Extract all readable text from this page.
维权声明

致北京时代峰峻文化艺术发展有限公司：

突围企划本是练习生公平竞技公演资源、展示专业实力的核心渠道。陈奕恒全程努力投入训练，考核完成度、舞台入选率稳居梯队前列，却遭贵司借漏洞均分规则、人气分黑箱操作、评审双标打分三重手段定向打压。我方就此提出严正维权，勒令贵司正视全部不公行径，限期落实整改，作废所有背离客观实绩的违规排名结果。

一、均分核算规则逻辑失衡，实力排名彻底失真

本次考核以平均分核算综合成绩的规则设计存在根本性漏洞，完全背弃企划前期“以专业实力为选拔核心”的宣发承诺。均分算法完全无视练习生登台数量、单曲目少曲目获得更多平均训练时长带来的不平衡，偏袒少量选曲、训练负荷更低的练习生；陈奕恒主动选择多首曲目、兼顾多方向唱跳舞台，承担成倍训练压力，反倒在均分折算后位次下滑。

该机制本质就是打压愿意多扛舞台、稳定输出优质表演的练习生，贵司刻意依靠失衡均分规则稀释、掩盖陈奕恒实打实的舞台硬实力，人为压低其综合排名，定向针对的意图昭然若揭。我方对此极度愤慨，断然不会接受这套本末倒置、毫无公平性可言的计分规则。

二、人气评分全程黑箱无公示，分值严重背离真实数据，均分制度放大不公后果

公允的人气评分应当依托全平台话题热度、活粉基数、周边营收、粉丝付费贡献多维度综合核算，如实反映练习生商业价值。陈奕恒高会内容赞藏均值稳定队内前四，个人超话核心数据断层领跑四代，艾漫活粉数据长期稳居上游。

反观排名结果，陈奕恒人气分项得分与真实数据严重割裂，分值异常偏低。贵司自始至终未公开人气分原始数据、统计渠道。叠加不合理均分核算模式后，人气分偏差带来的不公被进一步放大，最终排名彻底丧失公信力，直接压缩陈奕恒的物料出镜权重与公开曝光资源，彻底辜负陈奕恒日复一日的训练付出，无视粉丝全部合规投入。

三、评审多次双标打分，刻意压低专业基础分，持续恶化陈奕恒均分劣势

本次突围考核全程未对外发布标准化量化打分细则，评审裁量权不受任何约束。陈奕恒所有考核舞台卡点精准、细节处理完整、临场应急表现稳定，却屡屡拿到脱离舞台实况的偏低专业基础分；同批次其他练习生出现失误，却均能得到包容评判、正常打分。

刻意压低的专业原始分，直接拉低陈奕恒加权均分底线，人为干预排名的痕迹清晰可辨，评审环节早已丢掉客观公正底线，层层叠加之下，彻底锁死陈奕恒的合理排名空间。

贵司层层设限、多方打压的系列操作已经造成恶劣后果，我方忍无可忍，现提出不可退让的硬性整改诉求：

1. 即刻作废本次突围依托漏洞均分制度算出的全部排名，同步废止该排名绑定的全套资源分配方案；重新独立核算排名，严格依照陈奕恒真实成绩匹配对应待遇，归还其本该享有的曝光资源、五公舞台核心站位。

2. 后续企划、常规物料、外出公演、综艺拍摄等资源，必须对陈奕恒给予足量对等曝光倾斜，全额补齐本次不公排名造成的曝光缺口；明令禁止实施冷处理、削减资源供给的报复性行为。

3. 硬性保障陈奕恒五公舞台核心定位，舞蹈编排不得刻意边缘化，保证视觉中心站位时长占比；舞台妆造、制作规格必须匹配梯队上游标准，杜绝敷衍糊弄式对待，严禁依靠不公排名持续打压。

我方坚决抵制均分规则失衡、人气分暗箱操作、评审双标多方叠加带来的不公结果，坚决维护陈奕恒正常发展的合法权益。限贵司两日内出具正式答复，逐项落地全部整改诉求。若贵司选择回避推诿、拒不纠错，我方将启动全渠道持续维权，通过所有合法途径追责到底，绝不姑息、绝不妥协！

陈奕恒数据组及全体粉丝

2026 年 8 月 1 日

**Exercise instructions**
Exactly reproduce every record.

**The result**
Extract all readable text from this page.
维权声明

致北京时代峰峻文化艺术发展有限公司：

突围企划本是练习生公平竞技公演资源、展示专业实力的核心渠道。陈奕恒全程努力投入训练，考核完成度、舞台入选率稳居梯队前列，却遭贵司借漏洞均分规则、人气分黑箱操作、评审双标打分三重手段定向打压。我方就此提出严正维权，勒令贵司正视全部不公行径，限期落实整改，作废所有背离客观实绩的违规排名结果。

一、均分核算规则逻辑失衡，实力排名彻底失真

本次考核以平均分核算综合成绩的规则设计存在根本性漏洞，完全背弃企划前期“以专业实力为选拔核心”的宣发承诺。均分算法完全无视练习生登台数量、单曲目少曲目获得更多平均训练时长带来的不平衡，偏袒少量选曲、训练负荷更低的练习生；陈奕恒主动选择多首曲目、兼顾多方向唱跳舞台，承担成倍训练压力，反倒在均分折算后位次下滑。

该机制本质就是打压愿意多扛舞台、稳定输出优质表演的练习生，贵司刻意依靠失衡均分规则稀释、掩盖陈奕恒实打实的舞台硬实力，人为压低其综合排名，定向针对的意图昭然若揭。我方对此极度愤慨，断然不会接受这套本末倒置、毫无公平性可言的计分规则。

二、人气评分全程黑箱无公示，分值严重背离真实数据，均分制度放大不公后果

公允的人气评分应当依托全平台话题热度、活粉基数、周边营收、粉丝付费贡献多维度综合核算，如实反映练习生商业价值。陈奕恒高会内容赞藏均值稳定队内前四，个人超话核心数据断层领跑四代，艾漫活粉数据长期稳居上游。

反观排名结果，陈奕恒人气分项得分与真实数据严重割裂，分值异常偏低。贵司自始至终未公开人气分原始数据、统计渠道。叠加不合理均分核算模式后，人气分偏差带来的不公被进一步放大，最终排名彻底丧失公信力，直接压缩陈奕恒的物料出镜权重与公开曝光资源，彻底辜负陈奕恒日复一日的训练付出，无视粉丝全部合规投入。

三、评审多次双标打分，刻意压低专业基础分，持续恶化陈奕恒均分劣势

本次突围考核全程未对外发布标准化量化打分细则，评审裁量权不受任何约束。陈奕恒所有考核舞台卡点精准、细节处理完整、临场应急表现稳定，却屡屡拿到脱离舞台实况的偏低专业基础分；同批次其他练习生出现失误，却均能得到包容评判、正常打分。

刻意压低的专业原始分，直接拉低陈奕恒加权均分底线，人为干预排名的痕迹清晰可辨，评审环节早已丢掉客观公正底线，层层叠加之下，彻底锁死陈奕恒的合理排名空间。

贵司层层设限、多方打压的系列操作已经造成恶劣后果，我方忍无可忍，现提出不可退让的硬性整改诉求：

1. 即刻作废本次突围依托漏洞均分制度算出的全部排名，同步废止该排名绑定的全套资源分配方案；重新独立核算排名，严格依照陈奕恒真实成绩匹配对应待遇，归还其本该享有的曝光资源、五公舞台核心站位。

2. 后续企划、常规物料、外出公演、综艺拍摄等资源，必须对陈奕恒给予足量对等曝光倾斜，全额补齐本次不公排名造成的曝光缺口；明令禁止实施冷处理、削减资源供给的报复性行为。

3. 硬性保障陈奕恒五公舞台核心定位，舞蹈编排不得刻意边缘化，保证视觉中心站位时长占比；舞台妆造、制作规格必须匹配梯队上游标准，杜绝敷衍糊弄式对待，严禁依靠不公排名持续打压。

我方坚决抵制均分规则失衡、人气分暗箱操作、评审双标多方叠加带来的不公结果，坚决维护陈奕恒正常发展的合法权益。限贵司两日内出具正式答复，逐项落地全部整改诉求。若贵司选择回避推诿、拒不纠错，我方将启动全渠道持续维权，通过所有合法途径追责到底，绝不姑息、绝不妥协！

陈奕恒数据组及全体粉丝

2026 年 8 月 1 日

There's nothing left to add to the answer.